— Dataset excerpts —

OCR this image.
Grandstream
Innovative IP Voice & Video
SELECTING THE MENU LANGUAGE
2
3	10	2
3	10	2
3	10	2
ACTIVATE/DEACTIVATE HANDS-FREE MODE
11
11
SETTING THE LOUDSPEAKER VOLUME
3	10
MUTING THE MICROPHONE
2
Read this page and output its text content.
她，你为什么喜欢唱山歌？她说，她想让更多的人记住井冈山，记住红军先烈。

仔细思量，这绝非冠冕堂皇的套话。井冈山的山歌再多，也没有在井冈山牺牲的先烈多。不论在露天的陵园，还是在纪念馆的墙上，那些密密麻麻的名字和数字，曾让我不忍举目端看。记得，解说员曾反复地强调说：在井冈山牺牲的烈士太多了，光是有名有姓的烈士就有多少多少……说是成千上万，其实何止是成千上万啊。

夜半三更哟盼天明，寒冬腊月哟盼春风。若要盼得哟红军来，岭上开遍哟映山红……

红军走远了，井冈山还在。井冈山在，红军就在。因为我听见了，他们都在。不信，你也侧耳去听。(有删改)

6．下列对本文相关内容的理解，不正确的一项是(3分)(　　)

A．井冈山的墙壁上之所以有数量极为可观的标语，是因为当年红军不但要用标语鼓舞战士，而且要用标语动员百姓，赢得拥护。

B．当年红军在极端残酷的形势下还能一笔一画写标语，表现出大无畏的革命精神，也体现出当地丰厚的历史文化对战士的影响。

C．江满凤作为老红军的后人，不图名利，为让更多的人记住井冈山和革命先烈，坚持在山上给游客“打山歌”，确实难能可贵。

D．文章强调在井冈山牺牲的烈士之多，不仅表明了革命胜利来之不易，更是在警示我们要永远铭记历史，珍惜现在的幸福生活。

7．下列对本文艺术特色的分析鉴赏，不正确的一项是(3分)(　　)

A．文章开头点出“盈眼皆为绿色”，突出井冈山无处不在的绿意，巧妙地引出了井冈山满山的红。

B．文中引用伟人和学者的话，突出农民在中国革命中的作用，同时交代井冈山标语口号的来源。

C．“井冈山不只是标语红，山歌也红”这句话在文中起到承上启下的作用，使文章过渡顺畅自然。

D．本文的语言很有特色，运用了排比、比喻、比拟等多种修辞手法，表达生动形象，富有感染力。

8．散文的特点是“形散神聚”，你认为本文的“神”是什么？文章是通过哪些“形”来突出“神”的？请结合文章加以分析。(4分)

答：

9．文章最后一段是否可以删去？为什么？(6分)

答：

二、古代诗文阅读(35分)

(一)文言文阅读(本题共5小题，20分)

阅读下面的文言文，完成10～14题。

— Exercise task —
Output the records above in their entirety, exactly.

— Solution to this task —
OCR this image.
Grandstream
Innovative IP Voice & Video
SELECTING THE MENU LANGUAGE
2
3	10	2
3	10	2
3	10	2
ACTIVATE/DEACTIVATE HANDS-FREE MODE
11
11
SETTING THE LOUDSPEAKER VOLUME
3	10
MUTING THE MICROPHONE
2
Read this page and output its text content.
她，你为什么喜欢唱山歌？她说，她想让更多的人记住井冈山，记住红军先烈。

仔细思量，这绝非冠冕堂皇的套话。井冈山的山歌再多，也没有在井冈山牺牲的先烈多。不论在露天的陵园，还是在纪念馆的墙上，那些密密麻麻的名字和数字，曾让我不忍举目端看。记得，解说员曾反复地强调说：在井冈山牺牲的烈士太多了，光是有名有姓的烈士就有多少多少……说是成千上万，其实何止是成千上万啊。

夜半三更哟盼天明，寒冬腊月哟盼春风。若要盼得哟红军来，岭上开遍哟映山红……

红军走远了，井冈山还在。井冈山在，红军就在。因为我听见了，他们都在。不信，你也侧耳去听。(有删改)

6．下列对本文相关内容的理解，不正确的一项是(3分)(　　)

A．井冈山的墙壁上之所以有数量极为可观的标语，是因为当年红军不但要用标语鼓舞战士，而且要用标语动员百姓，赢得拥护。

B．当年红军在极端残酷的形势下还能一笔一画写标语，表现出大无畏的革命精神，也体现出当地丰厚的历史文化对战士的影响。

C．江满凤作为老红军的后人，不图名利，为让更多的人记住井冈山和革命先烈，坚持在山上给游客“打山歌”，确实难能可贵。

D．文章强调在井冈山牺牲的烈士之多，不仅表明了革命胜利来之不易，更是在警示我们要永远铭记历史，珍惜现在的幸福生活。

7．下列对本文艺术特色的分析鉴赏，不正确的一项是(3分)(　　)

A．文章开头点出“盈眼皆为绿色”，突出井冈山无处不在的绿意，巧妙地引出了井冈山满山的红。

B．文中引用伟人和学者的话，突出农民在中国革命中的作用，同时交代井冈山标语口号的来源。

C．“井冈山不只是标语红，山歌也红”这句话在文中起到承上启下的作用，使文章过渡顺畅自然。

D．本文的语言很有特色，运用了排比、比喻、比拟等多种修辞手法，表达生动形象，富有感染力。

8．散文的特点是“形散神聚”，你认为本文的“神”是什么？文章是通过哪些“形”来突出“神”的？请结合文章加以分析。(4分)

答：

9．文章最后一段是否可以删去？为什么？(6分)

答：

二、古代诗文阅读(35分)

(一)文言文阅读(本题共5小题，20分)

阅读下面的文言文，完成10～14题。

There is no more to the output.